(Source records)
▼
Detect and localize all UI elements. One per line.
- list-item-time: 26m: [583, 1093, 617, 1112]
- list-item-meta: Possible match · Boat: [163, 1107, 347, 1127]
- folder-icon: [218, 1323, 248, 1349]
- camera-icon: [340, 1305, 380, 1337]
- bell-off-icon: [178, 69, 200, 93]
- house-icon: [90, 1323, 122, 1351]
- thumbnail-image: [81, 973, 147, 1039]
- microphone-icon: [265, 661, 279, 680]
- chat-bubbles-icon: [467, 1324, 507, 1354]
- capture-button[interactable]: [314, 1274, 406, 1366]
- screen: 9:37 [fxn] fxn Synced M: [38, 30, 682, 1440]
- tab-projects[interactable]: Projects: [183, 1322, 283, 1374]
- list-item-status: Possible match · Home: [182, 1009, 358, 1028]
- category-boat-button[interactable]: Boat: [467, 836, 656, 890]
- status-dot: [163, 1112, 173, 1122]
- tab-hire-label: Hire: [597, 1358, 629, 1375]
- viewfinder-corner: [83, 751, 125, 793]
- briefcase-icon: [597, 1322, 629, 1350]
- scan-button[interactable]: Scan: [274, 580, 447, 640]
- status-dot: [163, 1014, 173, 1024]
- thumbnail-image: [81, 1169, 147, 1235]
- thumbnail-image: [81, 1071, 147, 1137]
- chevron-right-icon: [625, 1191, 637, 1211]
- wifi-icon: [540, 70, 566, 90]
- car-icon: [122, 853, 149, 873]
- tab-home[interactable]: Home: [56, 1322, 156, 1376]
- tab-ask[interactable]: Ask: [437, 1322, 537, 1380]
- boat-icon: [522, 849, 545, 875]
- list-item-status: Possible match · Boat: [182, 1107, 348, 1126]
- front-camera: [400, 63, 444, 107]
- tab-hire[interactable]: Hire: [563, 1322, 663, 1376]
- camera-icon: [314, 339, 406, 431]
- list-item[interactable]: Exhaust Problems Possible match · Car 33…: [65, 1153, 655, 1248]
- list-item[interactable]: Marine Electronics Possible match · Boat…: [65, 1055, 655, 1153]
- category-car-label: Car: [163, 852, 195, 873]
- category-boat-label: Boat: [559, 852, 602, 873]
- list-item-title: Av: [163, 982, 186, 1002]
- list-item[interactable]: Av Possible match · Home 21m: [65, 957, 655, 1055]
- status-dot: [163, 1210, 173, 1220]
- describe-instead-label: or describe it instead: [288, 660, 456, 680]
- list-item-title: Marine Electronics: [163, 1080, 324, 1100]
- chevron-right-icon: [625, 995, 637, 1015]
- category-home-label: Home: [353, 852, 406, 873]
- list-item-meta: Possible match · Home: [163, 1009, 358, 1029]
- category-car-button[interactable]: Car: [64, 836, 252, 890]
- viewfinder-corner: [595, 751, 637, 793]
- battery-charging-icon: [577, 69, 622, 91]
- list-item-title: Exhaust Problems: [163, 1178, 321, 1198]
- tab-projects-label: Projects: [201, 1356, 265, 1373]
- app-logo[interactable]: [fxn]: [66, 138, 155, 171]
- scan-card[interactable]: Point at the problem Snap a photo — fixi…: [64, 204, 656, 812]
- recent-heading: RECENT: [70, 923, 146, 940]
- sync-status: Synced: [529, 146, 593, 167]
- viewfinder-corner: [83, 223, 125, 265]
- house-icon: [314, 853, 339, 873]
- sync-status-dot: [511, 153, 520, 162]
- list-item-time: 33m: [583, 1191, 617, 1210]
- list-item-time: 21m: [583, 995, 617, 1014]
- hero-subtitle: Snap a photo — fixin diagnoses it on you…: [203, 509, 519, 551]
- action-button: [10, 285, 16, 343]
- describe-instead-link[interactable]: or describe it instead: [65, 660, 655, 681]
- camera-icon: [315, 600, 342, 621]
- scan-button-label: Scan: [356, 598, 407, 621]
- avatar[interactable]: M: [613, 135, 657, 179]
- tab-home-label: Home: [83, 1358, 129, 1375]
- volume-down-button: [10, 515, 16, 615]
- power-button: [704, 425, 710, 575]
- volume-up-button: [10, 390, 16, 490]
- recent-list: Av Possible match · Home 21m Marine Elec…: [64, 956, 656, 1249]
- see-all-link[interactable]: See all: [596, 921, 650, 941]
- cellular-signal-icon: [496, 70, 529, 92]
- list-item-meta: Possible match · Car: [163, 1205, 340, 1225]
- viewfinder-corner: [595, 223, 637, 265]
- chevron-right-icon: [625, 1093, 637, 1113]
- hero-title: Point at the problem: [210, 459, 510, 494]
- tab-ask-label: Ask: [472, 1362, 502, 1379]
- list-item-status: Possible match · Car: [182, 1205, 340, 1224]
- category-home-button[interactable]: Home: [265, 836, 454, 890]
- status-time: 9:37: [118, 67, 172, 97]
▲
- [Written request]: Return every line of the data above unchanged.

- [Output below]:
Detect and localize all UI elements. One per line.
- list-item-time: 26m: [583, 1093, 617, 1112]
- list-item-meta: Possible match · Boat: [163, 1107, 347, 1127]
- folder-icon: [218, 1323, 248, 1349]
- camera-icon: [340, 1305, 380, 1337]
- bell-off-icon: [178, 69, 200, 93]
- house-icon: [90, 1323, 122, 1351]
- thumbnail-image: [81, 973, 147, 1039]
- microphone-icon: [265, 661, 279, 680]
- chat-bubbles-icon: [467, 1324, 507, 1354]
- capture-button[interactable]: [314, 1274, 406, 1366]
- screen: 9:37 [fxn] fxn Synced M: [38, 30, 682, 1440]
- tab-projects[interactable]: Projects: [183, 1322, 283, 1374]
- list-item-status: Possible match · Home: [182, 1009, 358, 1028]
- category-boat-button[interactable]: Boat: [467, 836, 656, 890]
- status-dot: [163, 1112, 173, 1122]
- tab-hire-label: Hire: [597, 1358, 629, 1375]
- viewfinder-corner: [83, 751, 125, 793]
- briefcase-icon: [597, 1322, 629, 1350]
- scan-button[interactable]: Scan: [274, 580, 447, 640]
- status-dot: [163, 1014, 173, 1024]
- thumbnail-image: [81, 1169, 147, 1235]
- thumbnail-image: [81, 1071, 147, 1137]
- chevron-right-icon: [625, 1191, 637, 1211]
- wifi-icon: [540, 70, 566, 90]
- car-icon: [122, 853, 149, 873]
- tab-home[interactable]: Home: [56, 1322, 156, 1376]
- tab-ask[interactable]: Ask: [437, 1322, 537, 1380]
- boat-icon: [522, 849, 545, 875]
- list-item-status: Possible match · Boat: [182, 1107, 348, 1126]
- front-camera: [400, 63, 444, 107]
- tab-hire[interactable]: Hire: [563, 1322, 663, 1376]
- camera-icon: [314, 339, 406, 431]
- list-item[interactable]: Exhaust Problems Possible match · Car 33…: [65, 1153, 655, 1248]
- list-item[interactable]: Marine Electronics Possible match · Boat…: [65, 1055, 655, 1153]
- category-car-label: Car: [163, 852, 195, 873]
- category-boat-label: Boat: [559, 852, 602, 873]
- list-item-title: Av: [163, 982, 186, 1002]
- list-item[interactable]: Av Possible match · Home 21m: [65, 957, 655, 1055]
- status-dot: [163, 1210, 173, 1220]
- describe-instead-label: or describe it instead: [288, 660, 456, 680]
- list-item-title: Marine Electronics: [163, 1080, 324, 1100]
- chevron-right-icon: [625, 995, 637, 1015]
- category-home-label: Home: [353, 852, 406, 873]
- list-item-meta: Possible match · Home: [163, 1009, 358, 1029]
- category-car-button[interactable]: Car: [64, 836, 252, 890]
- viewfinder-corner: [595, 751, 637, 793]
- battery-charging-icon: [577, 69, 622, 91]
- list-item-title: Exhaust Problems: [163, 1178, 321, 1198]
- tab-projects-label: Projects: [201, 1356, 265, 1373]
- app-logo[interactable]: [fxn]: [66, 138, 155, 171]
- scan-card[interactable]: Point at the problem Snap a photo — fixi…: [64, 204, 656, 812]
- recent-heading: RECENT: [70, 923, 146, 940]
- sync-status: Synced: [529, 146, 593, 167]
- viewfinder-corner: [83, 223, 125, 265]
- house-icon: [314, 853, 339, 873]
- sync-status-dot: [511, 153, 520, 162]
- list-item-time: 33m: [583, 1191, 617, 1210]
- list-item-time: 21m: [583, 995, 617, 1014]
- hero-subtitle: Snap a photo — fixin diagnoses it on you…: [203, 509, 519, 551]
- action-button: [10, 285, 16, 343]
- describe-instead-link[interactable]: or describe it instead: [65, 660, 655, 681]
- camera-icon: [315, 600, 342, 621]
- scan-button-label: Scan: [356, 598, 407, 621]
- avatar[interactable]: M: [613, 135, 657, 179]
- tab-home-label: Home: [83, 1358, 129, 1375]
- volume-down-button: [10, 515, 16, 615]
- power-button: [704, 425, 710, 575]
- volume-up-button: [10, 390, 16, 490]
- recent-list: Av Possible match · Home 21m Marine Elec…: [64, 956, 656, 1249]
- see-all-link[interactable]: See all: [596, 921, 650, 941]
- cellular-signal-icon: [496, 70, 529, 92]
- list-item-meta: Possible match · Car: [163, 1205, 340, 1225]
- viewfinder-corner: [595, 223, 637, 265]
- chevron-right-icon: [625, 1093, 637, 1113]
- hero-title: Point at the problem: [210, 459, 510, 494]
- tab-ask-label: Ask: [472, 1362, 502, 1379]
- list-item-status: Possible match · Car: [182, 1205, 340, 1224]
- category-home-button[interactable]: Home: [265, 836, 454, 890]
- status-time: 9:37: [118, 67, 172, 97]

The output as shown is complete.